— START Data to use —
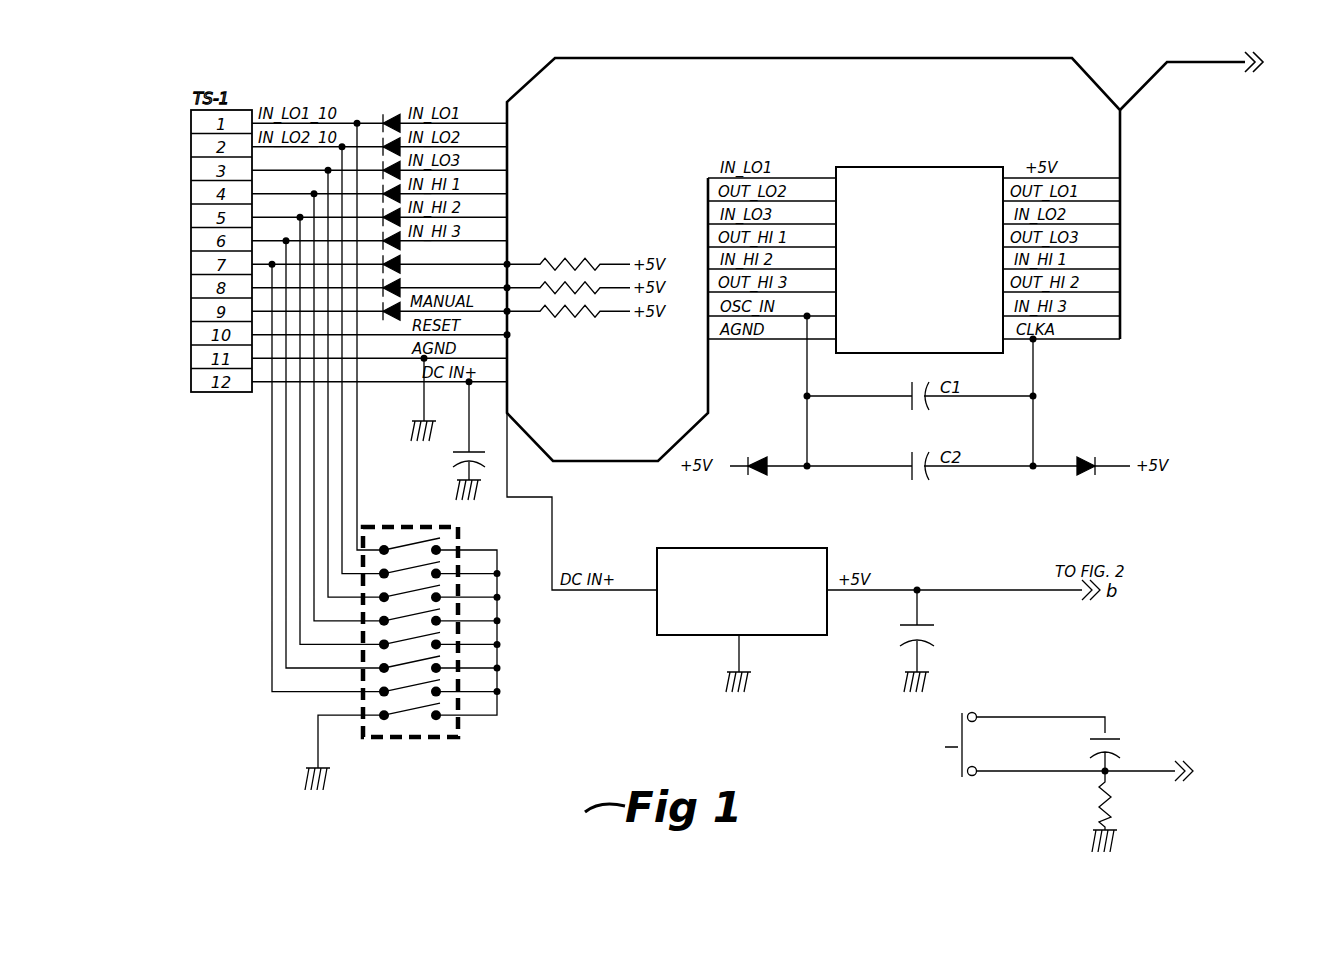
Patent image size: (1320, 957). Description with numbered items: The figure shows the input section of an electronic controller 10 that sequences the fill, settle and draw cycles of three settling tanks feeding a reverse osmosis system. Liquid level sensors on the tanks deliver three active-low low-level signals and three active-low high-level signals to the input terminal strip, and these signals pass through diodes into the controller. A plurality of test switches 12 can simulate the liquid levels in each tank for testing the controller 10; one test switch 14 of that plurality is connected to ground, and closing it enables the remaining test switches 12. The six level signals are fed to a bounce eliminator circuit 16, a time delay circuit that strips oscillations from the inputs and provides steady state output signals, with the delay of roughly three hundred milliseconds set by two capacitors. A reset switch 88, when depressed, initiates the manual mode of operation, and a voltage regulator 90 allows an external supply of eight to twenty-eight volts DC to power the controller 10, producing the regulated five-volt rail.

The electronic controller 10 is at (940, 55).
The test switches 12 is at (458, 737).
The test switch 14 is at (406, 712).
The bounce eliminator circuit 16 is at (921, 167).
The reset switch 88 is at (960, 768).
The voltage regulator 90 is at (751, 548).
— END Data to use —
Task to carry out — Gather every line of the items that contains the string "bounce".

Answer to the task —
Patent image size: (1320, 957). Description with numbered items: The figure shows the input section of an electronic controller 10 that sequences the fill, settle and draw cycles of three settling tanks feeding a reverse osmosis system. Liquid level sensors on the tanks deliver three active-low low-level signals and three active-low high-level signals to the input terminal strip, and these signals pass through diodes into the controller. A plurality of test switches 12 can simulate the liquid levels in each tank for testing the controller 10; one test switch 14 of that plurality is connected to ground, and closing it enables the remaining test switches 12. The six level signals are fed to a bounce eliminator circuit 16, a time delay circuit that strips oscillations from the inputs and provides steady state output signals, with the delay of roughly three hundred milliseconds set by two capacitors. A reset switch 88, when depressed, initiates the manual mode of operation, and a voltage regulator 90 allows an external supply of eight to twenty-eight volts DC to power the controller 10, producing the regulated five-volt rail.
The bounce eliminator circuit 16 is at (921, 167).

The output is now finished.